[Begin MATERIALS PROVIDED]

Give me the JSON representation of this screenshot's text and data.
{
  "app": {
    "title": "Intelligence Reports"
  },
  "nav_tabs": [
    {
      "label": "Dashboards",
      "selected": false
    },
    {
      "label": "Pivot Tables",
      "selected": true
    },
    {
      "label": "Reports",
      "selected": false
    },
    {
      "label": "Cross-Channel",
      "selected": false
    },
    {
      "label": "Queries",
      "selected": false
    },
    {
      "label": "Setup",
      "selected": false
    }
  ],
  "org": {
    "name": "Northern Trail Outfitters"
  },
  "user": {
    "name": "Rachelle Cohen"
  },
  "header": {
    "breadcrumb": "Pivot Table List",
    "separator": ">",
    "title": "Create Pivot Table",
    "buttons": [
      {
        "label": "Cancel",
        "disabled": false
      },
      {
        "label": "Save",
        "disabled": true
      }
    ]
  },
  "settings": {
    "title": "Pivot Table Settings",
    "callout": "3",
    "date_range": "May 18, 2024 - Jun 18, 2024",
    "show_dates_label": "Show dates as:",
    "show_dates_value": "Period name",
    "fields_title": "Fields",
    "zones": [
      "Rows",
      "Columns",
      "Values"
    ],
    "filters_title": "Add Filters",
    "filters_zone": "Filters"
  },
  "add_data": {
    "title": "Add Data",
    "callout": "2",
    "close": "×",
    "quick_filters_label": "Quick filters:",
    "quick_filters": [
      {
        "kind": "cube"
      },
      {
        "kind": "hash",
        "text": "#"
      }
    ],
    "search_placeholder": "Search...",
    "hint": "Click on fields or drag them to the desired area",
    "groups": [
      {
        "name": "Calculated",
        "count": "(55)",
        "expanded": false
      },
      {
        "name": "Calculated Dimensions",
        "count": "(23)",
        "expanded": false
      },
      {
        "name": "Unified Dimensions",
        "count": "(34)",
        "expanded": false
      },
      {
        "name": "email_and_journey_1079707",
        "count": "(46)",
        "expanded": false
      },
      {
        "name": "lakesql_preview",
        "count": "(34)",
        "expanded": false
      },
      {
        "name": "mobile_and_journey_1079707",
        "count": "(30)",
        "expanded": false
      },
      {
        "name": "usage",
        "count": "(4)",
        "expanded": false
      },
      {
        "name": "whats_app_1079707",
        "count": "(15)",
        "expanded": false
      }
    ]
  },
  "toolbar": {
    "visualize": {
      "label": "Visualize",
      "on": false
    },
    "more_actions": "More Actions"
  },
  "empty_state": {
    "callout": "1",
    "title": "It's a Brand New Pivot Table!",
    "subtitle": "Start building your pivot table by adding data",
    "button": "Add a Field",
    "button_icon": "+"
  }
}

[End MATERIALS PROVIDED]

--- TASK DESCRIPTION ---
Repeat the material above in full, keeping every word.

--- WRITTEN REPLY ---
Give me the JSON representation of this screenshot's text and data.
{
  "app": {
    "title": "Intelligence Reports"
  },
  "nav_tabs": [
    {
      "label": "Dashboards",
      "selected": false
    },
    {
      "label": "Pivot Tables",
      "selected": true
    },
    {
      "label": "Reports",
      "selected": false
    },
    {
      "label": "Cross-Channel",
      "selected": false
    },
    {
      "label": "Queries",
      "selected": false
    },
    {
      "label": "Setup",
      "selected": false
    }
  ],
  "org": {
    "name": "Northern Trail Outfitters"
  },
  "user": {
    "name": "Rachelle Cohen"
  },
  "header": {
    "breadcrumb": "Pivot Table List",
    "separator": ">",
    "title": "Create Pivot Table",
    "buttons": [
      {
        "label": "Cancel",
        "disabled": false
      },
      {
        "label": "Save",
        "disabled": true
      }
    ]
  },
  "settings": {
    "title": "Pivot Table Settings",
    "callout": "3",
    "date_range": "May 18, 2024 - Jun 18, 2024",
    "show_dates_label": "Show dates as:",
    "show_dates_value": "Period name",
    "fields_title": "Fields",
    "zones": [
      "Rows",
      "Columns",
      "Values"
    ],
    "filters_title": "Add Filters",
    "filters_zone": "Filters"
  },
  "add_data": {
    "title": "Add Data",
    "callout": "2",
    "close": "×",
    "quick_filters_label": "Quick filters:",
    "quick_filters": [
      {
        "kind": "cube"
      },
      {
        "kind": "hash",
        "text": "#"
      }
    ],
    "search_placeholder": "Search...",
    "hint": "Click on fields or drag them to the desired area",
    "groups": [
      {
        "name": "Calculated",
        "count": "(55)",
        "expanded": false
      },
      {
        "name": "Calculated Dimensions",
        "count": "(23)",
        "expanded": false
      },
      {
        "name": "Unified Dimensions",
        "count": "(34)",
        "expanded": false
      },
      {
        "name": "email_and_journey_1079707",
        "count": "(46)",
        "expanded": false
      },
      {
        "name": "lakesql_preview",
        "count": "(34)",
        "expanded": false
      },
      {
        "name": "mobile_and_journey_1079707",
        "count": "(30)",
        "expanded": false
      },
      {
        "name": "usage",
        "count": "(4)",
        "expanded": false
      },
      {
        "name": "whats_app_1079707",
        "count": "(15)",
        "expanded": false
      }
    ]
  },
  "toolbar": {
    "visualize": {
      "label": "Visualize",
      "on": false
    },
    "more_actions": "More Actions"
  },
  "empty_state": {
    "callout": "1",
    "title": "It's a Brand New Pivot Table!",
    "subtitle": "Start building your pivot table by adding data",
    "button": "Add a Field",
    "button_icon": "+"
  }
}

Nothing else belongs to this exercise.